### EXERCISE TASK
List all the lines in these records that hold "into".

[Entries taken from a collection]
+ + +

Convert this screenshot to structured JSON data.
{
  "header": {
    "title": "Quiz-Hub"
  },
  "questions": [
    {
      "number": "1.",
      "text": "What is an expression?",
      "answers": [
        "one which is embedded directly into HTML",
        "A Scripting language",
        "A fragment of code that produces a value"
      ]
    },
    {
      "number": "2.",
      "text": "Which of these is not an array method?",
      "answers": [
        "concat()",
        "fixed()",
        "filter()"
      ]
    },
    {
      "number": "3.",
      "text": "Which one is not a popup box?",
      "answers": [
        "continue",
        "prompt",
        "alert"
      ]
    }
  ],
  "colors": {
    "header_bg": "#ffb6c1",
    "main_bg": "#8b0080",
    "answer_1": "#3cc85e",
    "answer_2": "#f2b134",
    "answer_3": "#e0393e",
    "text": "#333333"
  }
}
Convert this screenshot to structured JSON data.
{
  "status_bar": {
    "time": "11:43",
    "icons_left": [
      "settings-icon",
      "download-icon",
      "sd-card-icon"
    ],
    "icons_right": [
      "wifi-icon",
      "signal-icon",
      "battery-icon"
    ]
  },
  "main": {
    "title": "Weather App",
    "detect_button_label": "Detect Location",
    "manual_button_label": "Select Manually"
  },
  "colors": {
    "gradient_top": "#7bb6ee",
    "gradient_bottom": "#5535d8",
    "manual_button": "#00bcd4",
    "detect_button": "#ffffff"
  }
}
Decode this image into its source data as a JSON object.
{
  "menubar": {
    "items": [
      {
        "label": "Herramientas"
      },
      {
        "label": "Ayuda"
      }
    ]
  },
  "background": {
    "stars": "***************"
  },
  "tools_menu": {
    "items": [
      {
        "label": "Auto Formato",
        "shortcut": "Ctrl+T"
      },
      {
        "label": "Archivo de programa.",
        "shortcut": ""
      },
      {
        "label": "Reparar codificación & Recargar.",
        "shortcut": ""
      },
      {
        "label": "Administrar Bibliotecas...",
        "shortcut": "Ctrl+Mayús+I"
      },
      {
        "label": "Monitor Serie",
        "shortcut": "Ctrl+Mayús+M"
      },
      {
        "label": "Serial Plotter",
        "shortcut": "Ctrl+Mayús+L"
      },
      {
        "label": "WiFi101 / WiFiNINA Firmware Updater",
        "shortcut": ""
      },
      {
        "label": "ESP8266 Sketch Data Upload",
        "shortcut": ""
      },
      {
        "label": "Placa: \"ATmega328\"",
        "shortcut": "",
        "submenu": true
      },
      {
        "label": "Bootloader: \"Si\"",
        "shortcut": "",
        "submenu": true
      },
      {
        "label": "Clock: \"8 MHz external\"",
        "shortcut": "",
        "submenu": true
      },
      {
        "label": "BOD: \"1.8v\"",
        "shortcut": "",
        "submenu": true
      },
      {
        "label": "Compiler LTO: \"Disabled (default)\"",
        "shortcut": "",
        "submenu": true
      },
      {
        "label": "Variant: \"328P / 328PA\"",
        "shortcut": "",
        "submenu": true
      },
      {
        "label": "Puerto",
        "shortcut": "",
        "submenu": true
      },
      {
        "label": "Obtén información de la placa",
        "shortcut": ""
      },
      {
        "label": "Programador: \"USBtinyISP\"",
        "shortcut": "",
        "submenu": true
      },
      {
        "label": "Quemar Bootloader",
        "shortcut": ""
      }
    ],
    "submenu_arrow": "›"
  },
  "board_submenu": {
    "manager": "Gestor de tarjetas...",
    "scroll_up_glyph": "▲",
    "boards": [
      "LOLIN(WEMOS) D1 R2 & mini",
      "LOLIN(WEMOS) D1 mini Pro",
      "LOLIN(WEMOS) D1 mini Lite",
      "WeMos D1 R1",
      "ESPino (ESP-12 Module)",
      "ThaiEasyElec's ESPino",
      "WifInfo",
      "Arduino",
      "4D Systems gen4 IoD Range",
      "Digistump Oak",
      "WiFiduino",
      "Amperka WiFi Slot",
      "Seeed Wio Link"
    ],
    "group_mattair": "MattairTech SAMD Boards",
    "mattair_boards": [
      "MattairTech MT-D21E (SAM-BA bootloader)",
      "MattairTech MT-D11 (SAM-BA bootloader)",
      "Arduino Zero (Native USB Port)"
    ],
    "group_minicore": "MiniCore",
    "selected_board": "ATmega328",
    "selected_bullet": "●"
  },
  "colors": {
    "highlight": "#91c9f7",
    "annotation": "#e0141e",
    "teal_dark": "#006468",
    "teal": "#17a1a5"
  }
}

+ + +

### CORRECT RESPONSE
        "one which is embedded directly into HTML",
Decode this image into its source data as a JSON object.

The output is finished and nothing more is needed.